◆ **The task**
Output only the count of lines that contain "this".

[Stored records]
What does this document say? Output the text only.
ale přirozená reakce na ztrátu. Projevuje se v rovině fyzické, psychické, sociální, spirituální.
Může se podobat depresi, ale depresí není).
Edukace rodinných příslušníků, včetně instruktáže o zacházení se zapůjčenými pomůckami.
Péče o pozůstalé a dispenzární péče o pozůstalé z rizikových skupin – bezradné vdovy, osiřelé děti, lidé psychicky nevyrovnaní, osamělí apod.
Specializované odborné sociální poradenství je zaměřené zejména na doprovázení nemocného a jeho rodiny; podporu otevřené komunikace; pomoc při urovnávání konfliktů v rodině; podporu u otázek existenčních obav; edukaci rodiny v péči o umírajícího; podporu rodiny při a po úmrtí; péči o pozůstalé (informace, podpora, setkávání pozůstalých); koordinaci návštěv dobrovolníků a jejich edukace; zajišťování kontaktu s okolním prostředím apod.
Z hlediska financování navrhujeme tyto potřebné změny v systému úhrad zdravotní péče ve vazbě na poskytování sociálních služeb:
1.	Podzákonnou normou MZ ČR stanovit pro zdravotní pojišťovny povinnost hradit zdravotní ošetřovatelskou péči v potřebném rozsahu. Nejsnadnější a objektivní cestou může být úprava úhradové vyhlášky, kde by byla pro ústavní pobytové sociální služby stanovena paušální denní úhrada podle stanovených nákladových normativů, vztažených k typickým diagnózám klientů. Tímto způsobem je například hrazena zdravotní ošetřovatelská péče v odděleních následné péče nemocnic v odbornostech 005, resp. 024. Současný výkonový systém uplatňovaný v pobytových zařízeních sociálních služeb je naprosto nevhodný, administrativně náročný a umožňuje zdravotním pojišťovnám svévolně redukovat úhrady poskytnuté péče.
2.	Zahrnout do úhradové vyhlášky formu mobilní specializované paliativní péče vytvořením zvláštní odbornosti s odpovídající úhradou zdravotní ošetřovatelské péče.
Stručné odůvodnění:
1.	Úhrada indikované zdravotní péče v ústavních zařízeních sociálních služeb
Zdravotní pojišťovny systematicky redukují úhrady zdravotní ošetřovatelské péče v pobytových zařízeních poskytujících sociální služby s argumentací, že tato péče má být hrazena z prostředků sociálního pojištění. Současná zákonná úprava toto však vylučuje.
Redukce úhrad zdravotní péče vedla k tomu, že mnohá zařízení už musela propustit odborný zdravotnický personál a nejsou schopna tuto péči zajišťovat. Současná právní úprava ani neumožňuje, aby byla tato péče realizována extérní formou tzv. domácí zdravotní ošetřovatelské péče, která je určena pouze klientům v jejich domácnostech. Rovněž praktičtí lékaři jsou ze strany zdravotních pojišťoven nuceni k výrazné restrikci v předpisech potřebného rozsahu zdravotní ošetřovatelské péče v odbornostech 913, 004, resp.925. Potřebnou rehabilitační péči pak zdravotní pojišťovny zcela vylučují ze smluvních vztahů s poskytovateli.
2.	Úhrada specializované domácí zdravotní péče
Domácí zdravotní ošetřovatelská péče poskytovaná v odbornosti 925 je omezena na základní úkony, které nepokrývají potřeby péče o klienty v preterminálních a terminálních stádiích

==

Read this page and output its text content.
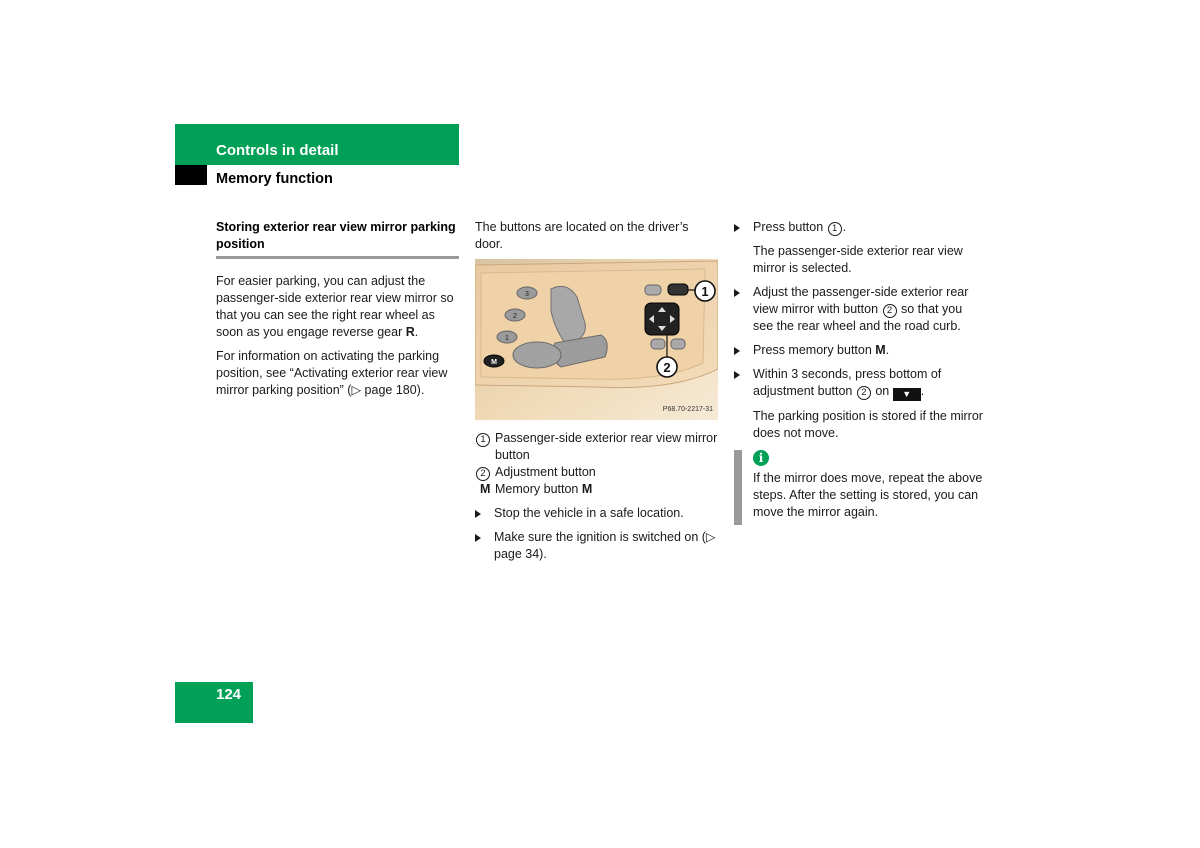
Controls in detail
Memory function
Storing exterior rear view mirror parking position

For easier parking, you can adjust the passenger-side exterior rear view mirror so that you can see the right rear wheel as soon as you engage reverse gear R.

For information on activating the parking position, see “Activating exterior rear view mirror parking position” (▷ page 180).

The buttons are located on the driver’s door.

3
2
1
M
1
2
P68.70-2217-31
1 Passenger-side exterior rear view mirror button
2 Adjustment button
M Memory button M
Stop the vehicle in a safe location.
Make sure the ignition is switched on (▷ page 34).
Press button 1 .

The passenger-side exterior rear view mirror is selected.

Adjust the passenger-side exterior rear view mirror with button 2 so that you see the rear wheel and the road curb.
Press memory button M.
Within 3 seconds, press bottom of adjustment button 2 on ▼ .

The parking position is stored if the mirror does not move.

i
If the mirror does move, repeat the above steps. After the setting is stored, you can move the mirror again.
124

◆ **The answer**
2